== Text shown

- French theatrical release poster
- Astérix & Obélix : Au service de Sa Majesté
- Directed by: Laurent Tirard
- Screenplay by: Laurent Tirard Gregoire Vigneron
- Based on: Asterix in Britain Asterix and the Normans by Albert Uderzo René Goscinny
- Produced by: Olivier Delbosc Marc Missonnier
- Starring: Édouard Baer Gérard Depardieu Fabrice Luchini Catherine Deneuve
- Cinematography: Laurent Tirard
- Edited by: Valérie Deseine
- Music by: Klaus Badelt
- Production company: Fidélité Films
- Distributed by: Wild Bunch
- Release date: October 17, 2012;
- Running time: 110 minutes
- Countries: France Italy Spain Hungary
- Language: French
- Budget: $78,000,000
- Box office: $61,319,383

= Asterix and Obelix: God Save Britannia =

Asterix and Obelix: God Save Britannia (Astérix & Obélix : Au service de Sa Majesté) is a 2012 French fantasy comedy live-action adaptation of the Asterix comic book series, directed by Laurent Tirard, and is the sequel to Asterix at the Olympic Games (2008), and is the fourth installment in the Asterix film series after Asterix and Obelix vs. Caesar (1999), Asterix & Obelix: Mission Cleopatra (2002), and Asterix at the Olympic Games (2008).

====

§ **Work instruction 1**: In the film article above, who composed the music?
§ **Work instruction 2**: List every country of production named in the film article above.
§ **Work instruction 3**: Carry on the article about the film Asterix and Obelix: God Save Britannia, starting after its last sentence.

== Extracted records

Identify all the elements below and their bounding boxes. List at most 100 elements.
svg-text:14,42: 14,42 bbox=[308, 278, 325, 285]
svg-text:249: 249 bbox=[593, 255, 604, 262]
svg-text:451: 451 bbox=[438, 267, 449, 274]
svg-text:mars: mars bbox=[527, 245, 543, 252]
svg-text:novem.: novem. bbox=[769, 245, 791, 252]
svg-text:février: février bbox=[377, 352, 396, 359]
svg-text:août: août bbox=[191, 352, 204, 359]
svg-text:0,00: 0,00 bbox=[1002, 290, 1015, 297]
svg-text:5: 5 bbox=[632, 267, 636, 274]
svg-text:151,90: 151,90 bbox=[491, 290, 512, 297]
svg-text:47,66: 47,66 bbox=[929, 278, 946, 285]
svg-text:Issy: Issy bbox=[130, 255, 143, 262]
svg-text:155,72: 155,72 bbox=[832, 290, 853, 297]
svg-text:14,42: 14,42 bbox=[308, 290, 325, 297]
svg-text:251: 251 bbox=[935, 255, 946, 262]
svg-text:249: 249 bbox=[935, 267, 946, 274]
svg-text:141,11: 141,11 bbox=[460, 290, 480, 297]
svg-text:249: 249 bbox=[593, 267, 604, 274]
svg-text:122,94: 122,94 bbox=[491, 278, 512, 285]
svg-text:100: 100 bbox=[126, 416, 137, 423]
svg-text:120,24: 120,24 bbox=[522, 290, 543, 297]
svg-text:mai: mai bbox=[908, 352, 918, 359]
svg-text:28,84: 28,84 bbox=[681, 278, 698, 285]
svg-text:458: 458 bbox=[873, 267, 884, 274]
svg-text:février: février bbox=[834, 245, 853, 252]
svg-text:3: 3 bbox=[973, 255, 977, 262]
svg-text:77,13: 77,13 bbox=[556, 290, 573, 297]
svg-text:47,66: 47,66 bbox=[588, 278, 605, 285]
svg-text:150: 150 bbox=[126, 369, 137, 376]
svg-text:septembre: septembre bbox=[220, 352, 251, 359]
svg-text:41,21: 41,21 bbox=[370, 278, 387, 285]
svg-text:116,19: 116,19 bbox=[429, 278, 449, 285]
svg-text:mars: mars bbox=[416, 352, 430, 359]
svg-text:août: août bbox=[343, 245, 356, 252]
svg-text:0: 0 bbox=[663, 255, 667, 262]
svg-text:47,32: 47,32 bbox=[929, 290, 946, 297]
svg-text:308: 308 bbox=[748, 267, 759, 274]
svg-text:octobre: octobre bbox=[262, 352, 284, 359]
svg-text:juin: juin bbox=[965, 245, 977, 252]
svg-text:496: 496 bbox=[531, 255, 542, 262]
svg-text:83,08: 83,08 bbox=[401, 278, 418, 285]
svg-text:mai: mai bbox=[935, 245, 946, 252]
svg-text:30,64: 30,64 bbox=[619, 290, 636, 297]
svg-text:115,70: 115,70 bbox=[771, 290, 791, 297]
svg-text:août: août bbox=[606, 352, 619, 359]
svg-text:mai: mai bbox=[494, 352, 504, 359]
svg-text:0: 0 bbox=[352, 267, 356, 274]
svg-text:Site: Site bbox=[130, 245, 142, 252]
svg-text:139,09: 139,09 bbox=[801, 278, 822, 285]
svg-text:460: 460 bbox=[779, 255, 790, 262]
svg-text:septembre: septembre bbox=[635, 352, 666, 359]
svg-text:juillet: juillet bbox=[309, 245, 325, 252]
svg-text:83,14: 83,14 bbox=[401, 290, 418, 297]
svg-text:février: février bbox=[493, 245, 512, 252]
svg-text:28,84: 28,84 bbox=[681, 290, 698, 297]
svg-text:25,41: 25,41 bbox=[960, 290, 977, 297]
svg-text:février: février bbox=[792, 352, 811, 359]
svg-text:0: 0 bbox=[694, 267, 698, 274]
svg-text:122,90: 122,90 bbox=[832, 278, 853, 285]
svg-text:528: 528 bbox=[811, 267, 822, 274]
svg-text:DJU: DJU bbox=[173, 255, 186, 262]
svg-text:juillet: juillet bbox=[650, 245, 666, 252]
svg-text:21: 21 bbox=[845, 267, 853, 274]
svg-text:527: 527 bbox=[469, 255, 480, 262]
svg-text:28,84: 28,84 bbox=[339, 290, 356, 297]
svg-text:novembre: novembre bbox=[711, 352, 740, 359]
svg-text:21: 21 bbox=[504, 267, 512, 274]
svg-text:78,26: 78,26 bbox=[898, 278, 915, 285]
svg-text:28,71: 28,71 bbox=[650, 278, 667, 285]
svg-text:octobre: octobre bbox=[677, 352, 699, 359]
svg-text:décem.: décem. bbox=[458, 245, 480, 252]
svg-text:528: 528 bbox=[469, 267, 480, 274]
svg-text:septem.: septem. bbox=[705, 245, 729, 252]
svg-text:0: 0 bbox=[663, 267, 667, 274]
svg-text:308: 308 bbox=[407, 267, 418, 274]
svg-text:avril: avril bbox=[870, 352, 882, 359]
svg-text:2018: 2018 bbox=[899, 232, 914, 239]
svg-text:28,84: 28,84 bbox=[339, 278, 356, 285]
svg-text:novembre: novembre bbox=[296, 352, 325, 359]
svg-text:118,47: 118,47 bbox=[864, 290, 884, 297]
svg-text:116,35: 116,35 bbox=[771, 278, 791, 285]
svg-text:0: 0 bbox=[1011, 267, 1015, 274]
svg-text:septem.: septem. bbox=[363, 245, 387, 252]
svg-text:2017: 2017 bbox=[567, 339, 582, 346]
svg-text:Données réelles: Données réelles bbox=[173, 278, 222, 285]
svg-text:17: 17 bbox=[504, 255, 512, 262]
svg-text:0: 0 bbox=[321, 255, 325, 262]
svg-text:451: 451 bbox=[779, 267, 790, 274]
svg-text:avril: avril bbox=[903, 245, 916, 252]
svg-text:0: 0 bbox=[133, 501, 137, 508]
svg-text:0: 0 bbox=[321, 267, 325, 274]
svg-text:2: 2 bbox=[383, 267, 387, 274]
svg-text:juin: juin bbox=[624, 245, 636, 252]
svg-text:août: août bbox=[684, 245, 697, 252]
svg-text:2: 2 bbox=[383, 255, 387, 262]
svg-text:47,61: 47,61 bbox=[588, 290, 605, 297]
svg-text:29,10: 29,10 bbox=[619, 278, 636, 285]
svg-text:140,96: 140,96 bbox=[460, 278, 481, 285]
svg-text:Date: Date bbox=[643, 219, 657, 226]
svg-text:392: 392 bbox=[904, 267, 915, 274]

====

§ **Task response 1**: Klaus Badelt

§ **Task response 2**: France, Italy, Spain, Hungary

§ **Task response 3**:
It was released in 3D and premiered at the Dinard Festival of British Cinema to negative reviews. It is a live-action film from Fidélité Films and is based on Asterix in Britain (1965) and Asterix and the Normans (1966). Gérard Depardieu plays the role of Obelix for the fourth and last time, while the Asterix role is taken over by Édouard Baer.

This is the only live action Asterix film where the Getafix character doesn't appear on screen, despite official plot descriptions mentioning him indirectly; he is mentioned only once by Vitalstatistix.

==Plot==
Julius Caesar lands in Britain, where a small village still holds out bravely against the Roman legions. But the situation becomes critical and the villagers have not got long to live. Anticlimax, one of the villagers, seeks volunteers to go seek help from his second-cousin Asterix the Gaul and bring back a barrel of "magic potion" from the Breton village of the indomitable heroes.

==Cast==

Gérard Depardieu and Édouard Baer at the film's premiere in Paris, September 2012.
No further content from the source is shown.